▶ [REQUEST 1]: Repeat word for word the passage of the blog post about expat life in Korea that begins with the words "Monday, October 31, 2011" and ends with "is for you.".
▶ [REQUEST 2]: Reproduce without any change the rows from the line containing "artist-cell: Tame Impala (611, 551, 684, 564)" through the line containing "column-header-album[interactable]: Album (699, 436, 771, 454)", including both of those lines.

▶ [SUPPLIED TEXT]:

....................

Monday, October 31, 2011

The Way of the Waygook

Before I plunge into this first attempt at a serious post, please be informed that for all expats living in larger cities, this might not apply to you. So if you are currently living, or are moving to, a massive city teeming with foreigners then this probably isn't the way it is for you.

The first month in Korea I was utterly alone. When I visited a church my third week here, I was so used to speaking English to my students that I forgot articles such as "the" and I talked with my hands way more than necessary. I became desperate to find some other foreigners to hang out and talk with. Then just as my first month anniversary with Korea was around the corner, I met foreigners. The sun shone a bit brighter and there was a spring in my step. Three waygook girls walked down the streets of Naju saying "this is the best day ever," and "I love Korea!" 

See, when living in any foreign country, regardless of language barrier (although having one makes this even more so) having someone who understands your situation makes everything better. We might not have been friends on the other side of the world, but here we are brethren, kindred spirits tied together by many things. There is so much beauty in expat communities. It is beautiful, to show up at a bar or grocery store, see a foreigner, exchange numbers, and be at ease with a fellow English speaker. The expat community is small in my area and the Christian expat community is even smaller, so we search each other out; going to churches we don't know how to get to, ride buses unsure of their destination, all for the purpose of finding others like ourselves. We all came here with a similar purpose: to live a little freer, a little more scared perhaps, but we live a life that is different from everyone else we know, so when we see that little spark of recognition in a fellow traveler, we cling to it. Most of us can recognize the asshole who came to Korea to shirk responsiblity and drink/sex their way across the country so as to make a bad name for the rest of us. They're quite obvious let me assure you.

....................

[Labeled region entries]
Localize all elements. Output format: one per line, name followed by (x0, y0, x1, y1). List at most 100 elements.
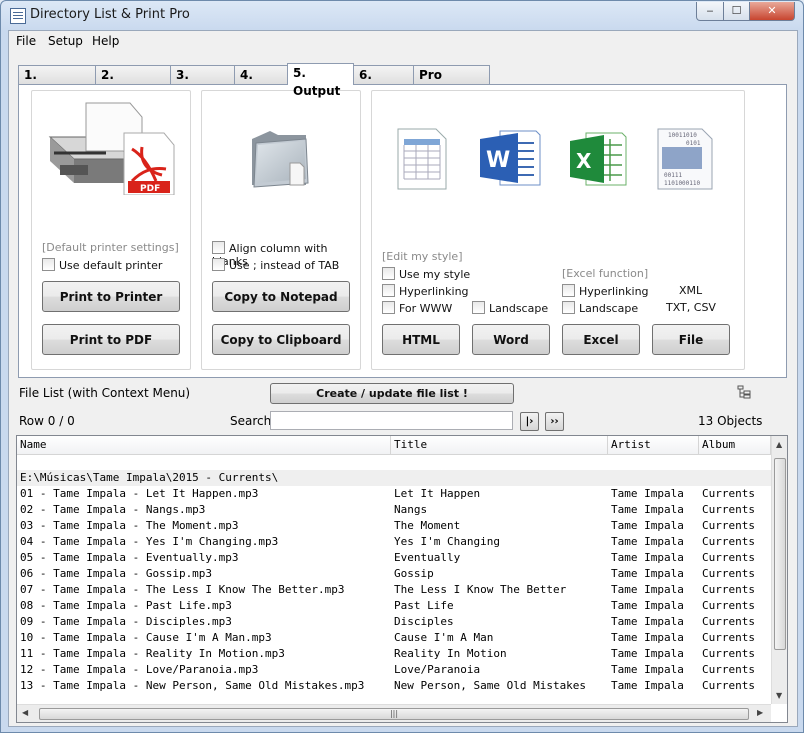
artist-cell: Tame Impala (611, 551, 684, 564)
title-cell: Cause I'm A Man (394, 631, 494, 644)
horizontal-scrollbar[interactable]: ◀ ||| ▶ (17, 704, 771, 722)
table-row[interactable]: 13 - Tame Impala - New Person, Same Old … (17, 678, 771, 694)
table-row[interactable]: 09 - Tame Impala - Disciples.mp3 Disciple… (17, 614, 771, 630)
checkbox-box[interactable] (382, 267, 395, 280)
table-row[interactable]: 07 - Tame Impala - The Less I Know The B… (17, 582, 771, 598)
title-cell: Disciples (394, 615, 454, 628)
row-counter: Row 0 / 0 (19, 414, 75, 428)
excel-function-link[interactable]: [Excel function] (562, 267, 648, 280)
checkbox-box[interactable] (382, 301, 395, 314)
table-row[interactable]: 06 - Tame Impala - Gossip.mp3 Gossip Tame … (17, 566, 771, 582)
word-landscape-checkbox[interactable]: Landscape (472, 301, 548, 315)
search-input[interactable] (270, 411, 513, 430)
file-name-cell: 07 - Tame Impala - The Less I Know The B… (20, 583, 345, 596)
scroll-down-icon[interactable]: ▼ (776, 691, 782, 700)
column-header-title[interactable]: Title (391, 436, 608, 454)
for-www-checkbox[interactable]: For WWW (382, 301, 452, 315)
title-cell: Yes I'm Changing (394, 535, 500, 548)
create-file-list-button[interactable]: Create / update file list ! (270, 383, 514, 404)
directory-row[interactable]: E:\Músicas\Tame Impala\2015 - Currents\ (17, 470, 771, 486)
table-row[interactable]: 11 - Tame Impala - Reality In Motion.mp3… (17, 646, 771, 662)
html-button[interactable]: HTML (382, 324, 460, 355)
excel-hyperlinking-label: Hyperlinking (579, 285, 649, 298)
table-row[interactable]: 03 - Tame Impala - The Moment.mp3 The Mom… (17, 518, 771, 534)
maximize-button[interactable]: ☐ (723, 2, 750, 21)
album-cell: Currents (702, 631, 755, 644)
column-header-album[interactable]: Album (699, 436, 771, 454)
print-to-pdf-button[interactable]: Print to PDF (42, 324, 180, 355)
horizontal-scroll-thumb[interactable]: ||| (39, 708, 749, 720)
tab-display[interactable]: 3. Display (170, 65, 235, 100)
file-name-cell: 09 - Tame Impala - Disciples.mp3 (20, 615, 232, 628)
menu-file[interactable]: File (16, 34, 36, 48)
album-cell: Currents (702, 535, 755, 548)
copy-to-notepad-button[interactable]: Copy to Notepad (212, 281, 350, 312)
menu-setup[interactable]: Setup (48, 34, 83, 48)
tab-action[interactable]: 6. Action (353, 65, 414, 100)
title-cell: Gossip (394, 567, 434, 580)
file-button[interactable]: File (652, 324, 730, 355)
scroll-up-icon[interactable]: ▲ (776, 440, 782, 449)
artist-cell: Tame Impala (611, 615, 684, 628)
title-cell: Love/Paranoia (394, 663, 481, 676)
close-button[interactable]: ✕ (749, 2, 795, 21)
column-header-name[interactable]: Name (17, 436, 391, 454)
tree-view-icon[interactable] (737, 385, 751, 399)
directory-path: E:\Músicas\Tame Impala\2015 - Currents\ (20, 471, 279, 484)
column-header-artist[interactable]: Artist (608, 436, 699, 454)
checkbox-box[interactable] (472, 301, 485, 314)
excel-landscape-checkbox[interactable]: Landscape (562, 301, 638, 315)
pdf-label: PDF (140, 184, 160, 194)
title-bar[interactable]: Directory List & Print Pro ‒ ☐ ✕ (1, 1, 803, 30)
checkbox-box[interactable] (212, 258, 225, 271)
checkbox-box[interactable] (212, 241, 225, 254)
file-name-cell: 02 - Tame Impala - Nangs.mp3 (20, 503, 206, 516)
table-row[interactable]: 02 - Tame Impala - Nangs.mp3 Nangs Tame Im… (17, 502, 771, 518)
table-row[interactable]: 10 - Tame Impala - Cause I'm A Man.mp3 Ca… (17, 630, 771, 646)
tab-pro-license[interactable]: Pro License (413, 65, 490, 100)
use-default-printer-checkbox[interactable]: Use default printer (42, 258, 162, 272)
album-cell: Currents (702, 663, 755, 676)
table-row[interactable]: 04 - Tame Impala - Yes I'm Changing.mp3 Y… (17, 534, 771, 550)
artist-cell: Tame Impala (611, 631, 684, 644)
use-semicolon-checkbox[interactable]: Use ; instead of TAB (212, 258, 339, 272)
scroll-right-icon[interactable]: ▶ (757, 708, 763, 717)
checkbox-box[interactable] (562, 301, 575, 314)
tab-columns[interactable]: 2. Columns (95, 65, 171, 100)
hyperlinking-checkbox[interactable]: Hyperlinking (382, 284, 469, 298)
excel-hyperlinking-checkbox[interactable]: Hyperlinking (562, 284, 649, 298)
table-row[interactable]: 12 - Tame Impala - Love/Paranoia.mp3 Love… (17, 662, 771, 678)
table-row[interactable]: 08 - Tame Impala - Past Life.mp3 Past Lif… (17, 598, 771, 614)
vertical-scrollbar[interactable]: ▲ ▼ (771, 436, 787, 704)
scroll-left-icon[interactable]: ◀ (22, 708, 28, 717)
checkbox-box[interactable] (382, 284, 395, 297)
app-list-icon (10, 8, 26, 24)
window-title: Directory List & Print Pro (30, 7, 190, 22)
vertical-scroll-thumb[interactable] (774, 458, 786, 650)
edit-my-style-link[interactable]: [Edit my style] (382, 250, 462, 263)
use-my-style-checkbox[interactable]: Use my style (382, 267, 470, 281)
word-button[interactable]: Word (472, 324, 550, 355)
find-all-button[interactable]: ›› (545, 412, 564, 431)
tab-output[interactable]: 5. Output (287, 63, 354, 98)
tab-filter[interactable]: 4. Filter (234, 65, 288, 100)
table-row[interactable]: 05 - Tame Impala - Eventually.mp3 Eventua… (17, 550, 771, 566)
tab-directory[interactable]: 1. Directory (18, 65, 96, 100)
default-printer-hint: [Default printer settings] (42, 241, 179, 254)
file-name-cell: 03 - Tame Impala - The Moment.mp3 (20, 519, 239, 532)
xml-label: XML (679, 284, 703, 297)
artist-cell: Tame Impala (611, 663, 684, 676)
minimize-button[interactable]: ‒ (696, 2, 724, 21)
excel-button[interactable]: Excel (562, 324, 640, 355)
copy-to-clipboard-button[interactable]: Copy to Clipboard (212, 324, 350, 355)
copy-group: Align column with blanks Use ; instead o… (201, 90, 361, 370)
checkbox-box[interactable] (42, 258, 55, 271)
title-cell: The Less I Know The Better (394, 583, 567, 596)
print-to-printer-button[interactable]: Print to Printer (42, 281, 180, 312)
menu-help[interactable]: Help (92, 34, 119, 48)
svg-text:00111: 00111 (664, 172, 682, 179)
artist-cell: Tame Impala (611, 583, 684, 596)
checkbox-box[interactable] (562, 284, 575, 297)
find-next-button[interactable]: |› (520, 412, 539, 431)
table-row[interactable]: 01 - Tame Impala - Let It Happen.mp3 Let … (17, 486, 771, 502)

....................

▶ [EXERCISE OUTPUT 1]:
Monday, October 31, 2011

The Way of the Waygook

Before I plunge into this first attempt at a serious post, please be informed that for all expats living in larger cities, this might not apply to you. So if you are currently living, or are moving to, a massive city teeming with foreigners then this probably isn't the way it is for you.

▶ [EXERCISE OUTPUT 2]:
artist-cell: Tame Impala (611, 551, 684, 564)
title-cell: Cause I'm A Man (394, 631, 494, 644)
horizontal-scrollbar[interactable]: ◀ ||| ▶ (17, 704, 771, 722)
table-row[interactable]: 13 - Tame Impala - New Person, Same Old … (17, 678, 771, 694)
table-row[interactable]: 09 - Tame Impala - Disciples.mp3 Disciple… (17, 614, 771, 630)
checkbox-box[interactable] (382, 267, 395, 280)
table-row[interactable]: 07 - Tame Impala - The Less I Know The B… (17, 582, 771, 598)
title-cell: Disciples (394, 615, 454, 628)
row-counter: Row 0 / 0 (19, 414, 75, 428)
excel-function-link[interactable]: [Excel function] (562, 267, 648, 280)
checkbox-box[interactable] (382, 301, 395, 314)
table-row[interactable]: 06 - Tame Impala - Gossip.mp3 Gossip Tame … (17, 566, 771, 582)
word-landscape-checkbox[interactable]: Landscape (472, 301, 548, 315)
search-input[interactable] (270, 411, 513, 430)
file-name-cell: 07 - Tame Impala - The Less I Know The B… (20, 583, 345, 596)
scroll-down-icon[interactable]: ▼ (776, 691, 782, 700)
column-header-title[interactable]: Title (391, 436, 608, 454)
for-www-checkbox[interactable]: For WWW (382, 301, 452, 315)
title-cell: Yes I'm Changing (394, 535, 500, 548)
create-file-list-button[interactable]: Create / update file list ! (270, 383, 514, 404)
directory-row[interactable]: E:\Músicas\Tame Impala\2015 - Currents\ (17, 470, 771, 486)
table-row[interactable]: 11 - Tame Impala - Reality In Motion.mp3… (17, 646, 771, 662)
html-button[interactable]: HTML (382, 324, 460, 355)
excel-hyperlinking-label: Hyperlinking (579, 285, 649, 298)
table-row[interactable]: 03 - Tame Impala - The Moment.mp3 The Mom… (17, 518, 771, 534)
maximize-button[interactable]: ☐ (723, 2, 750, 21)
album-cell: Currents (702, 631, 755, 644)
column-header-album[interactable]: Album (699, 436, 771, 454)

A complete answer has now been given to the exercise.